Spatial annotation records
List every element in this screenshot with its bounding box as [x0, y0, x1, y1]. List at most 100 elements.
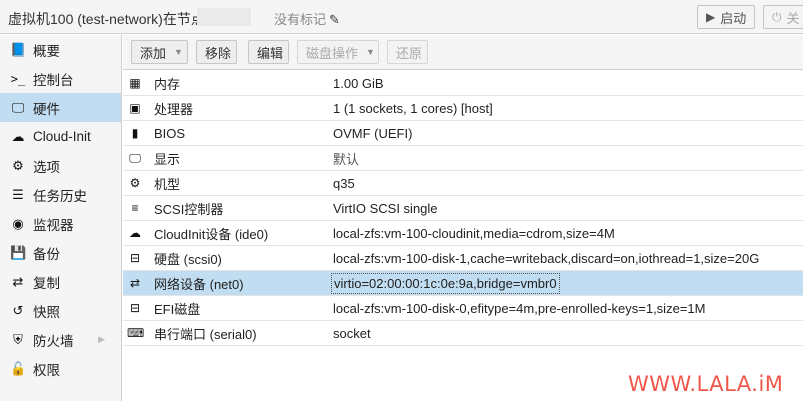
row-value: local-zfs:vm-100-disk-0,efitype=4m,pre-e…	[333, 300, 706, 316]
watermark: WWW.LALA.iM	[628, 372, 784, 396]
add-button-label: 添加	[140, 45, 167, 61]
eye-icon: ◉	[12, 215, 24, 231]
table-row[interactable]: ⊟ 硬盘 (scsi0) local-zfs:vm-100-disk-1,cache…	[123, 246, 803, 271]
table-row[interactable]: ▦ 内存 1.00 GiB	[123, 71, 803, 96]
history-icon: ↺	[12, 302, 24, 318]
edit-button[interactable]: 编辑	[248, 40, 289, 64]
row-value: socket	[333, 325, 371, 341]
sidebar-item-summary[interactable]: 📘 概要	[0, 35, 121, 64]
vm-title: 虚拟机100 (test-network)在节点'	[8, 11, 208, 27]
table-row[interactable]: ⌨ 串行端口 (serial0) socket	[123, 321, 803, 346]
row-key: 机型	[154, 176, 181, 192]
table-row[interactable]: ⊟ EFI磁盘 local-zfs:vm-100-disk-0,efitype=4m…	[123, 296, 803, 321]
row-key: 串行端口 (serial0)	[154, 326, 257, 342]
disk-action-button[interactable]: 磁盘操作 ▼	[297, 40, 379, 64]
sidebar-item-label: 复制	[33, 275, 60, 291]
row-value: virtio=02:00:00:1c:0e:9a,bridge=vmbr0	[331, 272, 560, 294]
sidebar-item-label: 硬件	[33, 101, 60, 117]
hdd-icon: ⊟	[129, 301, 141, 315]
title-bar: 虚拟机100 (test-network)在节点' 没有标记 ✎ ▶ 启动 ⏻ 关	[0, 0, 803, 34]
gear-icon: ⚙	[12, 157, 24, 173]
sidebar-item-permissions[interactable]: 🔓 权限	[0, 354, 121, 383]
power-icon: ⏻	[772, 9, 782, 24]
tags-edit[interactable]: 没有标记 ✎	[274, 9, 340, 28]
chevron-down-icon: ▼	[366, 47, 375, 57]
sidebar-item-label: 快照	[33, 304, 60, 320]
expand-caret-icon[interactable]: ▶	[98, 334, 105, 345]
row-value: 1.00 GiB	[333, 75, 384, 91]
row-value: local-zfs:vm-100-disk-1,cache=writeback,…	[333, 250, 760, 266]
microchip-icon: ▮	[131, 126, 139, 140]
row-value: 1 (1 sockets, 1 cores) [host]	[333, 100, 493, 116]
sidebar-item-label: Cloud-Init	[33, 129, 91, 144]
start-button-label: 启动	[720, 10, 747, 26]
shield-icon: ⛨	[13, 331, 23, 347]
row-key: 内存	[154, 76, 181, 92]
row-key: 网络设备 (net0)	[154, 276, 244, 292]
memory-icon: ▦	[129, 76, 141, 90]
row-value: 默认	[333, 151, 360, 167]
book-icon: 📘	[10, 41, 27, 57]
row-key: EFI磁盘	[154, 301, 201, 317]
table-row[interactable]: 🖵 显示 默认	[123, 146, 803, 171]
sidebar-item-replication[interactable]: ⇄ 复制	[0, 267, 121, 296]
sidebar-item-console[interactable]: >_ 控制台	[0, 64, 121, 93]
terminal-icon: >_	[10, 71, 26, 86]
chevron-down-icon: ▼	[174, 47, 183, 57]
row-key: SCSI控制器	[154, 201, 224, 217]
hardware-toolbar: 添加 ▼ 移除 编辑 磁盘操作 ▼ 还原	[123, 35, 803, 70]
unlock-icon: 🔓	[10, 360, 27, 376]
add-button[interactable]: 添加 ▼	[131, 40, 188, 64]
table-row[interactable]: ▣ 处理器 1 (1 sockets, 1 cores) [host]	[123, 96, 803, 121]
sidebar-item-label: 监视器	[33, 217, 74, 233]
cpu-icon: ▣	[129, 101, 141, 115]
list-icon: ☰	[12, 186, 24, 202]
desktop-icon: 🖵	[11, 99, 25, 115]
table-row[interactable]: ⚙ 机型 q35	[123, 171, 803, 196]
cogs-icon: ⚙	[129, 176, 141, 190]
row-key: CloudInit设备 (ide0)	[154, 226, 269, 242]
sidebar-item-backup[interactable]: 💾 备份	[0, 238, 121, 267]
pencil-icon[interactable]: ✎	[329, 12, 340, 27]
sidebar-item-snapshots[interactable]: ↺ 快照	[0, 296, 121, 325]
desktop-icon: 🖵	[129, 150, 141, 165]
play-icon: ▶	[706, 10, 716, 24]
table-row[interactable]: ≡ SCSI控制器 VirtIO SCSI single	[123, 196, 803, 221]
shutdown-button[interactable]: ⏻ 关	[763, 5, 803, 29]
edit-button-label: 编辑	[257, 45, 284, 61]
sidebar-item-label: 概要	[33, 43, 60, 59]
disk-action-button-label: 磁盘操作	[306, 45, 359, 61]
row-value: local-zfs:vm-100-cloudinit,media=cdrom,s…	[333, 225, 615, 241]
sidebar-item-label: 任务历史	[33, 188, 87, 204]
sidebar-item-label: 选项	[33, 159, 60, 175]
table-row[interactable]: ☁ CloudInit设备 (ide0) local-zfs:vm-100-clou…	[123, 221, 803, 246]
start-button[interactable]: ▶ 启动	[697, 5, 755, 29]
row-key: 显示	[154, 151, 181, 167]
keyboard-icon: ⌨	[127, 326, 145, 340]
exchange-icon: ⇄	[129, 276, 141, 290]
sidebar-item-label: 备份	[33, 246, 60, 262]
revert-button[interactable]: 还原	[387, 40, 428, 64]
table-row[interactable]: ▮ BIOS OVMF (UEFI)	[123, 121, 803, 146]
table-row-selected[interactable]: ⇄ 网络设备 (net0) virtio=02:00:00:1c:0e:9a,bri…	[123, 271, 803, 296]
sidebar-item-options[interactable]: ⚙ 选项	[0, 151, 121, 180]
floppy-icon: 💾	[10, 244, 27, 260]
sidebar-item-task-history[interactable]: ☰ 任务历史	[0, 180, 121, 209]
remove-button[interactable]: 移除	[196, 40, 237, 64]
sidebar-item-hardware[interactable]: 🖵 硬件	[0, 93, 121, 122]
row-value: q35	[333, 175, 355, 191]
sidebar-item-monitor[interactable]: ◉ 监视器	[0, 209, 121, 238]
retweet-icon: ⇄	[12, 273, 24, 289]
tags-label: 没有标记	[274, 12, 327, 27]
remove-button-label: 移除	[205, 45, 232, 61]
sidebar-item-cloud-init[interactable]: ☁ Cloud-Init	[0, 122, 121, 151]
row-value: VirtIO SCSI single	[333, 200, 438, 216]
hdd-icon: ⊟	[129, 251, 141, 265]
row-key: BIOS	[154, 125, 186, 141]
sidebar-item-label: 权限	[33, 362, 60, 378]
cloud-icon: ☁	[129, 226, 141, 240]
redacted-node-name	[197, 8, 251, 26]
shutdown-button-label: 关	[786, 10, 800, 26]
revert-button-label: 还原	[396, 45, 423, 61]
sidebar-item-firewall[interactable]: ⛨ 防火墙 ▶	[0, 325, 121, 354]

What to produce. Extract every line of the records above verbatim, omitting the pictures.

Task response.
List every element in this screenshot with its bounding box as [x0, y0, x1, y1]. List at most 100 elements.
row-value: local-zfs:vm-100-disk-0,efitype=4m,pre-e…	[333, 300, 706, 316]
watermark: WWW.LALA.iM	[628, 372, 784, 396]
add-button-label: 添加	[140, 45, 167, 61]
eye-icon: ◉	[12, 215, 24, 231]
table-row[interactable]: ⊟ 硬盘 (scsi0) local-zfs:vm-100-disk-1,cache…	[123, 246, 803, 271]
table-row[interactable]: ▦ 内存 1.00 GiB	[123, 71, 803, 96]
history-icon: ↺	[12, 302, 24, 318]
edit-button[interactable]: 编辑	[248, 40, 289, 64]
row-value: socket	[333, 325, 371, 341]
sidebar-item-summary[interactable]: 📘 概要	[0, 35, 121, 64]
vm-title: 虚拟机100 (test-network)在节点'	[8, 11, 208, 27]
table-row[interactable]: ⌨ 串行端口 (serial0) socket	[123, 321, 803, 346]
row-key: 机型	[154, 176, 181, 192]
table-row[interactable]: ⊟ EFI磁盘 local-zfs:vm-100-disk-0,efitype=4m…	[123, 296, 803, 321]
row-key: 串行端口 (serial0)	[154, 326, 257, 342]
disk-action-button[interactable]: 磁盘操作 ▼	[297, 40, 379, 64]
sidebar-item-label: 复制	[33, 275, 60, 291]
row-value: virtio=02:00:00:1c:0e:9a,bridge=vmbr0	[331, 272, 560, 294]
sidebar-item-label: 硬件	[33, 101, 60, 117]
hdd-icon: ⊟	[129, 301, 141, 315]
title-bar: 虚拟机100 (test-network)在节点' 没有标记 ✎ ▶ 启动 ⏻ 关	[0, 0, 803, 34]
gear-icon: ⚙	[12, 157, 24, 173]
sidebar-item-permissions[interactable]: 🔓 权限	[0, 354, 121, 383]
power-icon: ⏻	[772, 9, 782, 24]
tags-edit[interactable]: 没有标记 ✎	[274, 9, 340, 28]
chevron-down-icon: ▼	[366, 47, 375, 57]
sidebar-item-label: 快照	[33, 304, 60, 320]
expand-caret-icon[interactable]: ▶	[98, 334, 105, 345]
row-value: 1.00 GiB	[333, 75, 384, 91]
row-value: local-zfs:vm-100-disk-1,cache=writeback,…	[333, 250, 760, 266]
microchip-icon: ▮	[131, 126, 139, 140]
row-value: 1 (1 sockets, 1 cores) [host]	[333, 100, 493, 116]
sidebar-item-label: Cloud-Init	[33, 129, 91, 144]
start-button-label: 启动	[720, 10, 747, 26]
shield-icon: ⛨	[13, 331, 23, 347]
row-key: 内存	[154, 76, 181, 92]
row-key: 网络设备 (net0)	[154, 276, 244, 292]
memory-icon: ▦	[129, 76, 141, 90]
row-value: 默认	[333, 151, 360, 167]
book-icon: 📘	[10, 41, 27, 57]
row-key: EFI磁盘	[154, 301, 201, 317]
table-row[interactable]: 🖵 显示 默认	[123, 146, 803, 171]
sidebar-item-replication[interactable]: ⇄ 复制	[0, 267, 121, 296]
sidebar-item-console[interactable]: >_ 控制台	[0, 64, 121, 93]
terminal-icon: >_	[10, 71, 26, 86]
chevron-down-icon: ▼	[174, 47, 183, 57]
row-key: SCSI控制器	[154, 201, 224, 217]
hardware-toolbar: 添加 ▼ 移除 编辑 磁盘操作 ▼ 还原	[123, 35, 803, 70]
unlock-icon: 🔓	[10, 360, 27, 376]
add-button[interactable]: 添加 ▼	[131, 40, 188, 64]
table-row[interactable]: ▣ 处理器 1 (1 sockets, 1 cores) [host]	[123, 96, 803, 121]
sidebar-item-label: 监视器	[33, 217, 74, 233]
cpu-icon: ▣	[129, 101, 141, 115]
list-icon: ☰	[12, 186, 24, 202]
desktop-icon: 🖵	[11, 99, 25, 115]
table-row[interactable]: ⚙ 机型 q35	[123, 171, 803, 196]
cogs-icon: ⚙	[129, 176, 141, 190]
row-key: CloudInit设备 (ide0)	[154, 226, 269, 242]
sidebar-item-backup[interactable]: 💾 备份	[0, 238, 121, 267]
pencil-icon[interactable]: ✎	[329, 12, 340, 27]
sidebar-item-snapshots[interactable]: ↺ 快照	[0, 296, 121, 325]
desktop-icon: 🖵	[129, 150, 141, 165]
play-icon: ▶	[706, 10, 716, 24]
table-row[interactable]: ≡ SCSI控制器 VirtIO SCSI single	[123, 196, 803, 221]
shutdown-button[interactable]: ⏻ 关	[763, 5, 803, 29]
edit-button-label: 编辑	[257, 45, 284, 61]
sidebar-item-label: 概要	[33, 43, 60, 59]
disk-action-button-label: 磁盘操作	[306, 45, 359, 61]
row-value: local-zfs:vm-100-cloudinit,media=cdrom,s…	[333, 225, 615, 241]
sidebar-item-label: 任务历史	[33, 188, 87, 204]
sidebar-item-label: 选项	[33, 159, 60, 175]
table-row[interactable]: ☁ CloudInit设备 (ide0) local-zfs:vm-100-clou…	[123, 221, 803, 246]
start-button[interactable]: ▶ 启动	[697, 5, 755, 29]
row-key: 显示	[154, 151, 181, 167]
keyboard-icon: ⌨	[127, 326, 145, 340]
exchange-icon: ⇄	[129, 276, 141, 290]
sidebar-item-label: 备份	[33, 246, 60, 262]
revert-button[interactable]: 还原	[387, 40, 428, 64]
table-row[interactable]: ▮ BIOS OVMF (UEFI)	[123, 121, 803, 146]
table-row-selected[interactable]: ⇄ 网络设备 (net0) virtio=02:00:00:1c:0e:9a,bri…	[123, 271, 803, 296]
sidebar-item-options[interactable]: ⚙ 选项	[0, 151, 121, 180]
floppy-icon: 💾	[10, 244, 27, 260]
sidebar-item-task-history[interactable]: ☰ 任务历史	[0, 180, 121, 209]
remove-button[interactable]: 移除	[196, 40, 237, 64]
sidebar-item-hardware[interactable]: 🖵 硬件	[0, 93, 121, 122]
row-value: q35	[333, 175, 355, 191]
sidebar-item-monitor[interactable]: ◉ 监视器	[0, 209, 121, 238]
retweet-icon: ⇄	[12, 273, 24, 289]
tags-label: 没有标记	[274, 12, 327, 27]
remove-button-label: 移除	[205, 45, 232, 61]
sidebar-item-cloud-init[interactable]: ☁ Cloud-Init	[0, 122, 121, 151]
row-value: VirtIO SCSI single	[333, 200, 438, 216]
hdd-icon: ⊟	[129, 251, 141, 265]
row-key: BIOS	[154, 125, 186, 141]
sidebar-item-label: 权限	[33, 362, 60, 378]
cloud-icon: ☁	[129, 226, 141, 240]
redacted-node-name	[197, 8, 251, 26]
shutdown-button-label: 关	[786, 10, 800, 26]
revert-button-label: 还原	[396, 45, 423, 61]
sidebar-item-firewall[interactable]: ⛨ 防火墙 ▶	[0, 325, 121, 354]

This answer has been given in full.